= GOAL =
Please print the full listing exactly.

= INPUT RECORDS =
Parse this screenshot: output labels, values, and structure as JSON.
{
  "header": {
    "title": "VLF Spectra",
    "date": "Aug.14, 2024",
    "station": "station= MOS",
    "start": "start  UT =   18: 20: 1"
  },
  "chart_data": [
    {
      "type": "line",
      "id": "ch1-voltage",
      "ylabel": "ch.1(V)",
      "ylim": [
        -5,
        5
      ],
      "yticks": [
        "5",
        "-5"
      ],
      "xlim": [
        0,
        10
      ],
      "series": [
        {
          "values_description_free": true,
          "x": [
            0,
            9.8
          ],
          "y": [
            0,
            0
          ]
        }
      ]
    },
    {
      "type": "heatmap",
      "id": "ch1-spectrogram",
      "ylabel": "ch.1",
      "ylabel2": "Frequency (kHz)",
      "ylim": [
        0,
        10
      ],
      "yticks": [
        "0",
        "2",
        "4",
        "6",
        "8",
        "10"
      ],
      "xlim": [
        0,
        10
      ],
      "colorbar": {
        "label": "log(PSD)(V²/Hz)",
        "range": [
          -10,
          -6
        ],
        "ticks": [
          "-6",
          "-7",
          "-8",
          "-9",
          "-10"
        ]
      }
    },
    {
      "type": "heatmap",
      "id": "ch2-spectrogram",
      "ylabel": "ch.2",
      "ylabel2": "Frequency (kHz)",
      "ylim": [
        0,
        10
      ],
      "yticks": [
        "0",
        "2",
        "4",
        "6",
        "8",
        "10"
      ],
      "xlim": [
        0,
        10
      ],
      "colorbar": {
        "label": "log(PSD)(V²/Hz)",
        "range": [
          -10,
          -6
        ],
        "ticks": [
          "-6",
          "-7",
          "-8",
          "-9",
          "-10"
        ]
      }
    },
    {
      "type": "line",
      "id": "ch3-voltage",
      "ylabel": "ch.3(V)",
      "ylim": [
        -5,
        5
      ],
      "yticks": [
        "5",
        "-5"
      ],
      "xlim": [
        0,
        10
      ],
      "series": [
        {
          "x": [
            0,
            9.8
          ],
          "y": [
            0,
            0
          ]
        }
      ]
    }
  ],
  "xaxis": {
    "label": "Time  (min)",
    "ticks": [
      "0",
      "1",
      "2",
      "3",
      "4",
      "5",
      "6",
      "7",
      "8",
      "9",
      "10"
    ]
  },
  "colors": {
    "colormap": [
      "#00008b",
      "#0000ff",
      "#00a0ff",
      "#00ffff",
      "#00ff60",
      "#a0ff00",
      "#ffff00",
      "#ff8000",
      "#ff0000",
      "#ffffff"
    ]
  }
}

= EXPECTED ANSWER =
Parse this screenshot: output labels, values, and structure as JSON.
{
  "header": {
    "title": "VLF Spectra",
    "date": "Aug.14, 2024",
    "station": "station= MOS",
    "start": "start  UT =   18: 20: 1"
  },
  "chart_data": [
    {
      "type": "line",
      "id": "ch1-voltage",
      "ylabel": "ch.1(V)",
      "ylim": [
        -5,
        5
      ],
      "yticks": [
        "5",
        "-5"
      ],
      "xlim": [
        0,
        10
      ],
      "series": [
        {
          "values_description_free": true,
          "x": [
            0,
            9.8
          ],
          "y": [
            0,
            0
          ]
        }
      ]
    },
    {
      "type": "heatmap",
      "id": "ch1-spectrogram",
      "ylabel": "ch.1",
      "ylabel2": "Frequency (kHz)",
      "ylim": [
        0,
        10
      ],
      "yticks": [
        "0",
        "2",
        "4",
        "6",
        "8",
        "10"
      ],
      "xlim": [
        0,
        10
      ],
      "colorbar": {
        "label": "log(PSD)(V²/Hz)",
        "range": [
          -10,
          -6
        ],
        "ticks": [
          "-6",
          "-7",
          "-8",
          "-9",
          "-10"
        ]
      }
    },
    {
      "type": "heatmap",
      "id": "ch2-spectrogram",
      "ylabel": "ch.2",
      "ylabel2": "Frequency (kHz)",
      "ylim": [
        0,
        10
      ],
      "yticks": [
        "0",
        "2",
        "4",
        "6",
        "8",
        "10"
      ],
      "xlim": [
        0,
        10
      ],
      "colorbar": {
        "label": "log(PSD)(V²/Hz)",
        "range": [
          -10,
          -6
        ],
        "ticks": [
          "-6",
          "-7",
          "-8",
          "-9",
          "-10"
        ]
      }
    },
    {
      "type": "line",
      "id": "ch3-voltage",
      "ylabel": "ch.3(V)",
      "ylim": [
        -5,
        5
      ],
      "yticks": [
        "5",
        "-5"
      ],
      "xlim": [
        0,
        10
      ],
      "series": [
        {
          "x": [
            0,
            9.8
          ],
          "y": [
            0,
            0
          ]
        }
      ]
    }
  ],
  "xaxis": {
    "label": "Time  (min)",
    "ticks": [
      "0",
      "1",
      "2",
      "3",
      "4",
      "5",
      "6",
      "7",
      "8",
      "9",
      "10"
    ]
  },
  "colors": {
    "colormap": [
      "#00008b",
      "#0000ff",
      "#00a0ff",
      "#00ffff",
      "#00ff60",
      "#a0ff00",
      "#ffff00",
      "#ff8000",
      "#ff0000",
      "#ffffff"
    ]
  }
}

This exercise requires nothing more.